Dataset excerpt
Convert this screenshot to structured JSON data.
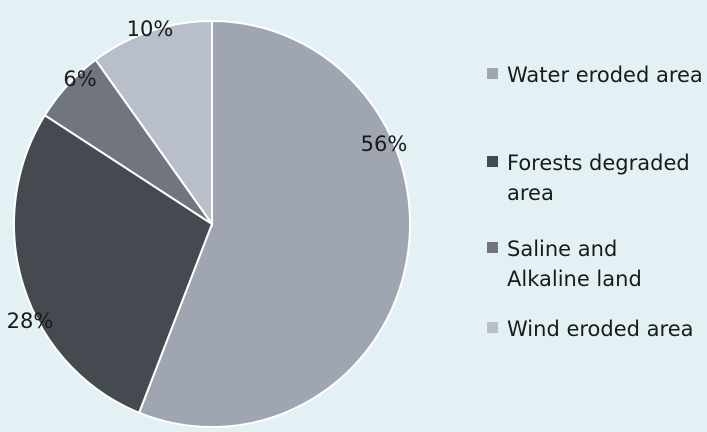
{
  "chart_data": {
    "type": "pie",
    "title": "",
    "slices": [
      {
        "label": "Water eroded area",
        "value": 56,
        "display": "56%",
        "color": "#a0a6b1"
      },
      {
        "label": "Forests degraded area",
        "value": 28,
        "display": "28%",
        "color": "#454950"
      },
      {
        "label": "Saline and Alkaline land",
        "value": 6,
        "display": "6%",
        "color": "#70757e"
      },
      {
        "label": "Wind eroded area",
        "value": 10,
        "display": "10%",
        "color": "#b9bfca"
      }
    ],
    "start_angle_deg": 0,
    "direction": "clockwise",
    "legend_position": "right",
    "slice_border_color": "#ffffff"
  }
}
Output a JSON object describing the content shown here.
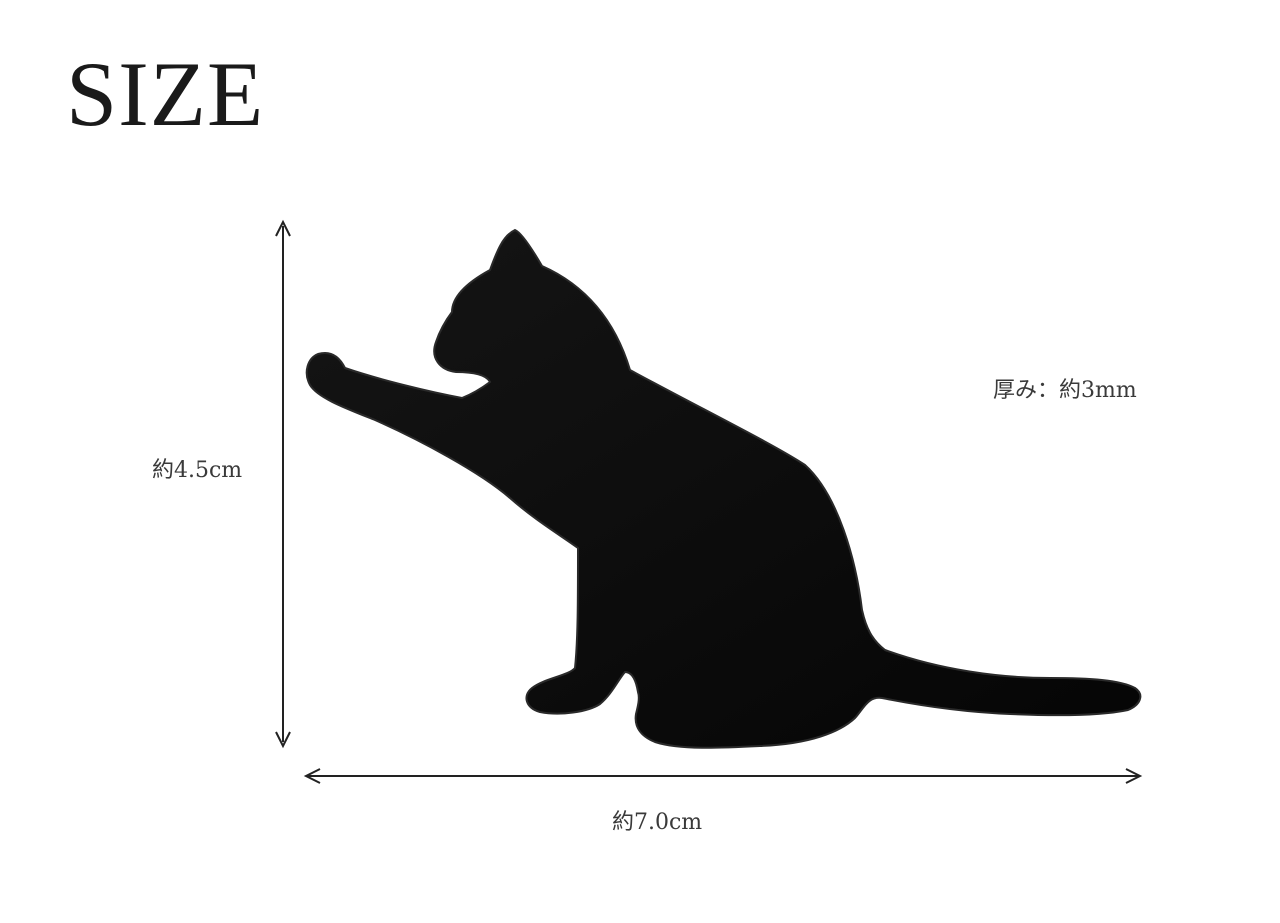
{
  "title": "SIZE",
  "dimensions": {
    "height_label": "約4.5cm",
    "width_label": "約7.0cm",
    "thickness_label": "厚み：約3mm"
  },
  "product": {
    "shape_icon": "cat-silhouette-icon",
    "color": "#0a0a0a"
  }
}
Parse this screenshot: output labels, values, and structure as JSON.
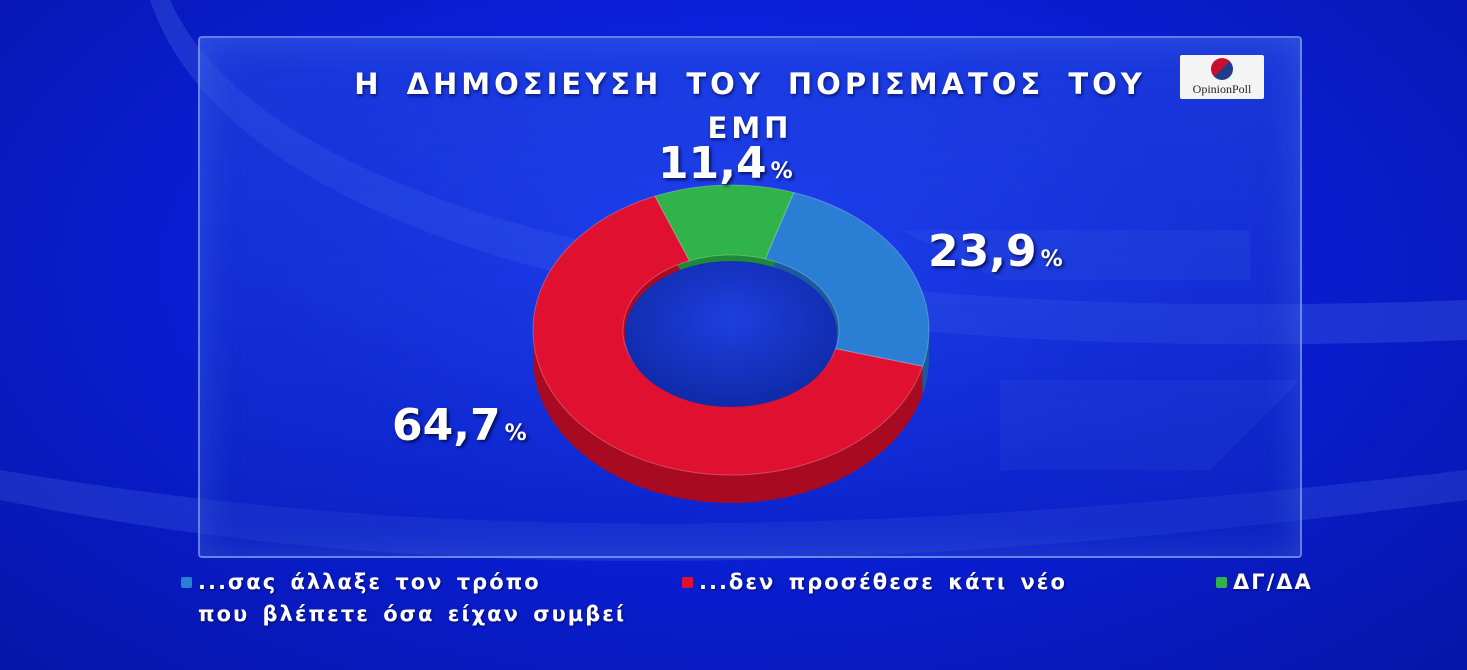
{
  "title": "Η ΔΗΜΟΣΙΕΥΣΗ ΤΟΥ ΠΟΡΙΣΜΑΤΟΣ ΤΟΥ ΕΜΠ",
  "logo": {
    "text": "OpinionPoll"
  },
  "labels": {
    "blue": "23,9",
    "red": "64,7",
    "green": "11,4",
    "percent_sign": "%"
  },
  "legend": {
    "blue_line1": "...σας άλλαξε τον τρόπο",
    "blue_line2": "που βλέπετε όσα είχαν συμβεί",
    "red": "...δεν προσέθεσε κάτι νέο",
    "green": "ΔΓ/ΔΑ"
  },
  "colors": {
    "blue": "#2a7fd4",
    "red": "#e01030",
    "green": "#2fb34a"
  },
  "chart_data": {
    "type": "pie",
    "title": "Η ΔΗΜΟΣΙΕΥΣΗ ΤΟΥ ΠΟΡΙΣΜΑΤΟΣ ΤΟΥ ΕΜΠ",
    "categories": [
      "...σας άλλαξε τον τρόπο που βλέπετε όσα είχαν συμβεί",
      "...δεν προσέθεσε κάτι νέο",
      "ΔΓ/ΔΑ"
    ],
    "values": [
      23.9,
      64.7,
      11.4
    ],
    "legend_position": "bottom"
  }
}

=== What you will do ===
Return the full material word for word. Do not include the pictures.

=== Solution to the exercise ===
Convert this screenshot to structured JSON data.
{
  "chart_data": {
    "type": "pie",
    "title": "",
    "slices": [
      {
        "label": "Water eroded area",
        "value": 56,
        "display": "56%",
        "color": "#a0a6b1"
      },
      {
        "label": "Forests degraded area",
        "value": 28,
        "display": "28%",
        "color": "#454950"
      },
      {
        "label": "Saline and Alkaline land",
        "value": 6,
        "display": "6%",
        "color": "#70757e"
      },
      {
        "label": "Wind eroded area",
        "value": 10,
        "display": "10%",
        "color": "#b9bfca"
      }
    ],
    "start_angle_deg": 0,
    "direction": "clockwise",
    "legend_position": "right",
    "slice_border_color": "#ffffff"
  }
}
Output a JSON object describing the content shown here.
{
  "title": "SIZE",
  "dimensions": {
    "height_label": "約4.5cm",
    "width_label": "約7.0cm",
    "thickness_label": "厚み：約3mm"
  },
  "product": {
    "shape_icon": "cat-silhouette-icon",
    "color": "#0a0a0a"
  }
}
Parse this screenshot: output labels, values, and structure as JSON.
{
  "title": "Η ΔΗΜΟΣΙΕΥΣΗ ΤΟΥ ΠΟΡΙΣΜΑΤΟΣ ΤΟΥ ΕΜΠ",
  "logo": {
    "text": "OpinionPoll"
  },
  "labels": {
    "blue": "23,9",
    "red": "64,7",
    "green": "11,4",
    "percent_sign": "%"
  },
  "legend": {
    "blue_line1": "...σας άλλαξε τον τρόπο",
    "blue_line2": "που βλέπετε όσα είχαν συμβεί",
    "red": "...δεν προσέθεσε κάτι νέο",
    "green": "ΔΓ/ΔΑ"
  },
  "colors": {
    "blue": "#2a7fd4",
    "red": "#e01030",
    "green": "#2fb34a"
  },
  "chart_data": {
    "type": "pie",
    "title": "Η ΔΗΜΟΣΙΕΥΣΗ ΤΟΥ ΠΟΡΙΣΜΑΤΟΣ ΤΟΥ ΕΜΠ",
    "categories": [
      "...σας άλλαξε τον τρόπο που βλέπετε όσα είχαν συμβεί",
      "...δεν προσέθεσε κάτι νέο",
      "ΔΓ/ΔΑ"
    ],
    "values": [
      23.9,
      64.7,
      11.4
    ],
    "legend_position": "bottom"
  }
}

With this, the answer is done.